### MATERIAL PROVIDED

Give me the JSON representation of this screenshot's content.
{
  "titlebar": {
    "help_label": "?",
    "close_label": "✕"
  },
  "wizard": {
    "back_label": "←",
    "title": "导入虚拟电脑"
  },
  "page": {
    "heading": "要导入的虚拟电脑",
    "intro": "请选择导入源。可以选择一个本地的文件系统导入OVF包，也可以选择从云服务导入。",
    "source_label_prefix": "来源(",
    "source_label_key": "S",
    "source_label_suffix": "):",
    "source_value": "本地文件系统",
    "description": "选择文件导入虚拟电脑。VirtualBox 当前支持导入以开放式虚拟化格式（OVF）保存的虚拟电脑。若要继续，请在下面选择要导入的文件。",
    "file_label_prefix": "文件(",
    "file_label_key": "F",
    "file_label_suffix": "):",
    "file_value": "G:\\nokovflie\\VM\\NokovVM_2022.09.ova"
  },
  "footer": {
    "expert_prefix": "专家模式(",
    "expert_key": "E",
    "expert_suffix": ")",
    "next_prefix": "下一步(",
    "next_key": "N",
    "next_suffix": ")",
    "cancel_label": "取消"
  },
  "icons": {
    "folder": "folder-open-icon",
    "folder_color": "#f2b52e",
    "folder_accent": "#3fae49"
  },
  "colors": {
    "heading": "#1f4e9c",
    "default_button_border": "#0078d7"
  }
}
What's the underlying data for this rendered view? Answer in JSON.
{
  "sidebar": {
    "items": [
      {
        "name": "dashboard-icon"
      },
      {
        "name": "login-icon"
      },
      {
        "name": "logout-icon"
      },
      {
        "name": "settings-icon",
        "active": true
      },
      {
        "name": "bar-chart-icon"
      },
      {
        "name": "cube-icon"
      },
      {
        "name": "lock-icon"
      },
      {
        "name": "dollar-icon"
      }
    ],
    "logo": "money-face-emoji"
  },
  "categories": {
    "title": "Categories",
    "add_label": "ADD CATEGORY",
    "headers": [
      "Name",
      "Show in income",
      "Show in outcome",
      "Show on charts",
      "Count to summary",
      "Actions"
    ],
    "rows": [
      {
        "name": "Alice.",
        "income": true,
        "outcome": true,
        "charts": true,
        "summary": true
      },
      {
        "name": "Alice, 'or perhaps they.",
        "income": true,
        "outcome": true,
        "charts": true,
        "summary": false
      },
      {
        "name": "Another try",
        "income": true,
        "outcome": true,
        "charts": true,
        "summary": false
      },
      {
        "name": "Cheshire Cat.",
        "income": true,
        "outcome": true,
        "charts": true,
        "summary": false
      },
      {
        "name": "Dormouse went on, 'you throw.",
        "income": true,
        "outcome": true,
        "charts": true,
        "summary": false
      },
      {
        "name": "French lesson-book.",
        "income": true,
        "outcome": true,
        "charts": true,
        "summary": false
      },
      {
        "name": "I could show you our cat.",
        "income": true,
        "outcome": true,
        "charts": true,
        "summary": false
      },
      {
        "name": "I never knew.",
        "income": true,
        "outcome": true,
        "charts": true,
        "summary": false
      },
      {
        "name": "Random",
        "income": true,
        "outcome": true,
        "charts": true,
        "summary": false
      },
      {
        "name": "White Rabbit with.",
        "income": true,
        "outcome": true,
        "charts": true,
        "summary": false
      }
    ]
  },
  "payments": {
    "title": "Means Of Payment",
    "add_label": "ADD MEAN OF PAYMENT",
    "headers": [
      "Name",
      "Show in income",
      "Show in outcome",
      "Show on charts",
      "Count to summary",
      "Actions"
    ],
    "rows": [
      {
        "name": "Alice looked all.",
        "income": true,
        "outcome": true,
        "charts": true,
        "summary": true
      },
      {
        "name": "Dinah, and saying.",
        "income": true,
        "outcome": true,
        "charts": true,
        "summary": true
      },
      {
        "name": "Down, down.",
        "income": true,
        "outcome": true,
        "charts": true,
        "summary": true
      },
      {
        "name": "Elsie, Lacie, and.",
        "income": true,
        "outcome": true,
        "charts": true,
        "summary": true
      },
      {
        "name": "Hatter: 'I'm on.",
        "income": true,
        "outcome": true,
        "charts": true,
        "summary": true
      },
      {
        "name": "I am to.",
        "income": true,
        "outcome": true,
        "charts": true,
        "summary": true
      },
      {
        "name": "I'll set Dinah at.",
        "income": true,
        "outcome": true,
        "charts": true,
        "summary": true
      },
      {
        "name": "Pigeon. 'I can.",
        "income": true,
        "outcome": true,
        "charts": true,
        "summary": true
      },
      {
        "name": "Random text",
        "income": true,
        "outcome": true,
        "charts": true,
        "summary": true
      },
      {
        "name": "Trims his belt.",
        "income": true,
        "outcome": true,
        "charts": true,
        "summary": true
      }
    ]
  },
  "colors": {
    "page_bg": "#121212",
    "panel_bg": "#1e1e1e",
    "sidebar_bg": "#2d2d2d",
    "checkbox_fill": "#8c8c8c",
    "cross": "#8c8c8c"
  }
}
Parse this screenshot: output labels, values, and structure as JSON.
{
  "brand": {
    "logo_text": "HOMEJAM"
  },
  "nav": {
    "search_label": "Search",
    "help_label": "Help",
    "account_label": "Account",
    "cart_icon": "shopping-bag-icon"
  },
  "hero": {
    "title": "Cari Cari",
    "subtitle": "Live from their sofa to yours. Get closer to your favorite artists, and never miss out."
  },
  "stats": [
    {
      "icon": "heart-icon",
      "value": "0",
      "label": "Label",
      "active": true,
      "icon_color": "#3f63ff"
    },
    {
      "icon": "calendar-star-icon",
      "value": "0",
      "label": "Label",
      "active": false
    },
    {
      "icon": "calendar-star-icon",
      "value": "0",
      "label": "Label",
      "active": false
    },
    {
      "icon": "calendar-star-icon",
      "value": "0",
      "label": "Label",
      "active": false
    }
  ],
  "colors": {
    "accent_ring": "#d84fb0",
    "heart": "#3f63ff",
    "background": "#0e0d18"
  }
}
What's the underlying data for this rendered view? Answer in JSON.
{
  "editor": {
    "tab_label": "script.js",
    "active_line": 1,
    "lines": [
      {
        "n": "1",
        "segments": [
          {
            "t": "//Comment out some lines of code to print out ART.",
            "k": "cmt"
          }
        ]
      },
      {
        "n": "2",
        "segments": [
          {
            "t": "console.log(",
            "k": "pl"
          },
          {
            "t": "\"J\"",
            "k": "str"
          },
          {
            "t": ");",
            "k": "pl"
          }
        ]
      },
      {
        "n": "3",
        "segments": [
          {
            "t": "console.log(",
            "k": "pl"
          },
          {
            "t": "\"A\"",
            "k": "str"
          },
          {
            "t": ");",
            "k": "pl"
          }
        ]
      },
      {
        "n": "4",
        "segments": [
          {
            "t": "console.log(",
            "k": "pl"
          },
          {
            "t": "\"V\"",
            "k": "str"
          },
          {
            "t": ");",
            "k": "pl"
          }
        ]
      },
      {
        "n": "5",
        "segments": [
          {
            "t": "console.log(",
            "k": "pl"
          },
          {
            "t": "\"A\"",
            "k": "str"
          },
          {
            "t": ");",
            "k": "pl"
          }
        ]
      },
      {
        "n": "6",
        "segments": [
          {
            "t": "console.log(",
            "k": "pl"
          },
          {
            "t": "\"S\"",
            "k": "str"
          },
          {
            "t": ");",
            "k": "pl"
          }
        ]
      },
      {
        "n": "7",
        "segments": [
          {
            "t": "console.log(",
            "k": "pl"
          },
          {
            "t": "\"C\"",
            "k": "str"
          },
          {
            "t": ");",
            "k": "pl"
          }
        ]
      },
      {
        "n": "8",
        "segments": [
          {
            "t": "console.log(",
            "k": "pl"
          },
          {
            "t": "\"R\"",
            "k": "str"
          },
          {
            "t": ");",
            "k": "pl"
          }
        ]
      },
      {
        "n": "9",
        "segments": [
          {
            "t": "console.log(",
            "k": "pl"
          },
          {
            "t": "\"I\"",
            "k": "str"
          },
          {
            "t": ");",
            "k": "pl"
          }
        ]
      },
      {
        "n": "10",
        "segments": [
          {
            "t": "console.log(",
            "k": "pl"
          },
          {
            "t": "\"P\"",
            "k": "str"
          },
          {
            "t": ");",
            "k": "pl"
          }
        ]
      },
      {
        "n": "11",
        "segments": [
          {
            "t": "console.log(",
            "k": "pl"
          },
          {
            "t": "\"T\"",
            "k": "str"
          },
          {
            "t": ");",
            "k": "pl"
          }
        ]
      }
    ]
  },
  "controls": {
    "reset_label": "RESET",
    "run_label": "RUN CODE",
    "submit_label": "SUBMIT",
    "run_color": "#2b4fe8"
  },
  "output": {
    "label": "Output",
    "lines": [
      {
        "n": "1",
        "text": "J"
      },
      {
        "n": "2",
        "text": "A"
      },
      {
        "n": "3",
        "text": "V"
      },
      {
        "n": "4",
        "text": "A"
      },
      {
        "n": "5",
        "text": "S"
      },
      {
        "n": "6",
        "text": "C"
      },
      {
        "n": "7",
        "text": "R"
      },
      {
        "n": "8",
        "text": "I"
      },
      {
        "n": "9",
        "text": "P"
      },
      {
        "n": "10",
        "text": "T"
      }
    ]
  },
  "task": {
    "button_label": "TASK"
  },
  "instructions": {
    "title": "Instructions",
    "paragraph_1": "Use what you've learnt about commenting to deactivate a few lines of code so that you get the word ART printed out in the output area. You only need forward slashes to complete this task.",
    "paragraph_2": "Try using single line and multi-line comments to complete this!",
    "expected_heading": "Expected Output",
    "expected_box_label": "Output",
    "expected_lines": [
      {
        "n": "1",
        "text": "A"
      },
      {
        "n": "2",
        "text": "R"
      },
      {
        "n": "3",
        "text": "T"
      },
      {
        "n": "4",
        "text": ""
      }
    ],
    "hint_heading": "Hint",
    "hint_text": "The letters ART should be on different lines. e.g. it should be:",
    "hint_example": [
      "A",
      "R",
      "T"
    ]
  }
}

### REQUIRED TASK
List all lines above in which the string "Alice" appears.

### SOLUTION
        "name": "Alice.",
        "name": "Alice, 'or perhaps they.",
        "name": "Alice looked all.",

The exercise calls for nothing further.